▶ [PASSAGE SHOWN]:
════

Downside of how much tech has changed is stuff gets missed in a copy edit because the numbers sound so silly (to modern ears) they assume I haven't screwed up a typo or find/replace.
Something I didn't have space to mention in the piece was that during the recession of the early eighties, Vector went out of their way to support their dealer network.
They offered loans and let dealers delay payments on deliveries to get them through the tough times.
It arguably cost them ground against IBM because it squeezed them further financially. But it was also another reason the Dealer network remained fiercely loyal to Vector - especially under Harp.
If Every commission 'season two' of this series, then I'll likely focus on figures from the software side of Silicon Valley. Steve makes that list in a heartbeat.
Yeah - one thing that didn't make the edit unfortunately was a few paragraphs on this. They'll make the book chapter though, when I write that.
It was one reason I wanted to tackle Osborne first in the series - because Vector did, quite legitimately, Osborne Effect themselves with the 4. Which absolutely didn't help.
I only mention it briefly in the piece, but Osborne were already working on an IBM compatible machine (codenamed the 'Wayne') when the company went under. It wasn't one of the things Osborne himself managed to retain the rights to. He kept the 'Vixen' design and eventually released a variant of that to limited success.
As usual, Osborne had spotted the direction of travel and was preparing to adapt to it through IBM Compatibility. But by that point the company (and R&D within it) was such a mess that the Wayne wasn't very far advanced.
Wouldn't surprise me if some minor elements from its development ended up in future Compaq machines - or at least were used to cross-check their own work - but not much.
I get into it as much as I can at the end, but the Osborne Effect absolutely plays a part. It's just not in the way that got press at the time (i.e. the Executive being announced too early).
Basically Adam repeatedly triggered mini-Osborne Effects, with product variants. None of which should have been enough to take the company down. But bad financial management had killed the company's runway, they'd exhausted funding from their VC backers, and they had no ability to raise covering loans from banks until they could IPO.

════

▶ [STATED EXERCISE A]:
Translate this sentence from the Osborne comments into Spanish: "Something I didn't have space to mention in the piece was that during the recession of the early eighties, Vector went out of their way to support their dealer network."
▶ [STATED EXERCISE B]:
Reproduce verbatim the part of the Osborne comments that runs from "It was one reason" up to and including "but not much.".
The listing that follows the Osborne comments was taken from a separate source.

▶ [DATASET CONTENT]:
════

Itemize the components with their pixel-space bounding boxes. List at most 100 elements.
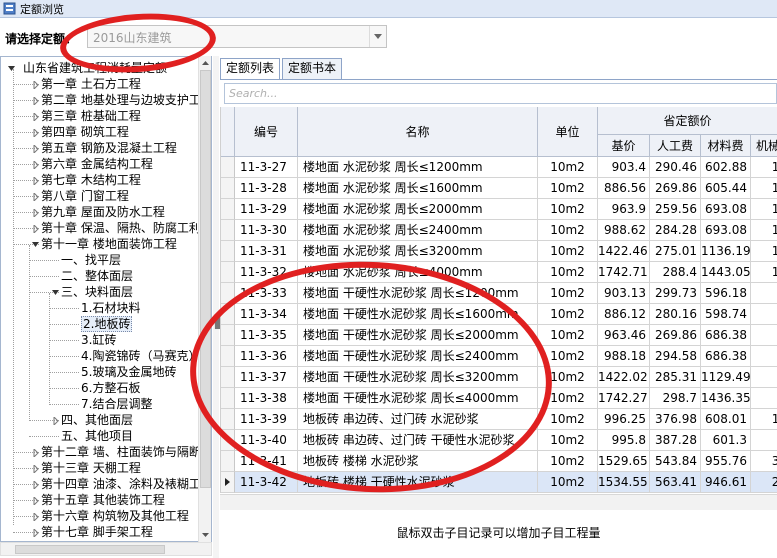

════

▶ [WRITTEN RESPONSE A]:
Algo que no tuve espacio para mencionar en el artículo fue que, durante la recesión de principios de los años ochenta, Vector hizo todo lo posible por apoyar a su red de distribuidores.

▶ [WRITTEN RESPONSE B]:
It was one reason I wanted to tackle Osborne first in the series - because Vector did, quite legitimately, Osborne Effect themselves with the 4. Which absolutely didn't help.
I only mention it briefly in the piece, but Osborne were already working on an IBM compatible machine (codenamed the 'Wayne') when the company went under. It wasn't one of the things Osborne himself managed to retain the rights to. He kept the 'Vixen' design and eventually released a variant of that to limited success.
As usual, Osborne had spotted the direction of travel and was preparing to adapt to it through IBM Compatibility. But by that point the company (and R&D within it) was such a mess that the Wayne wasn't very far advanced.
Wouldn't surprise me if some minor elements from its development ended up in future Compaq machines - or at least were used to cross-check their own work - but not much.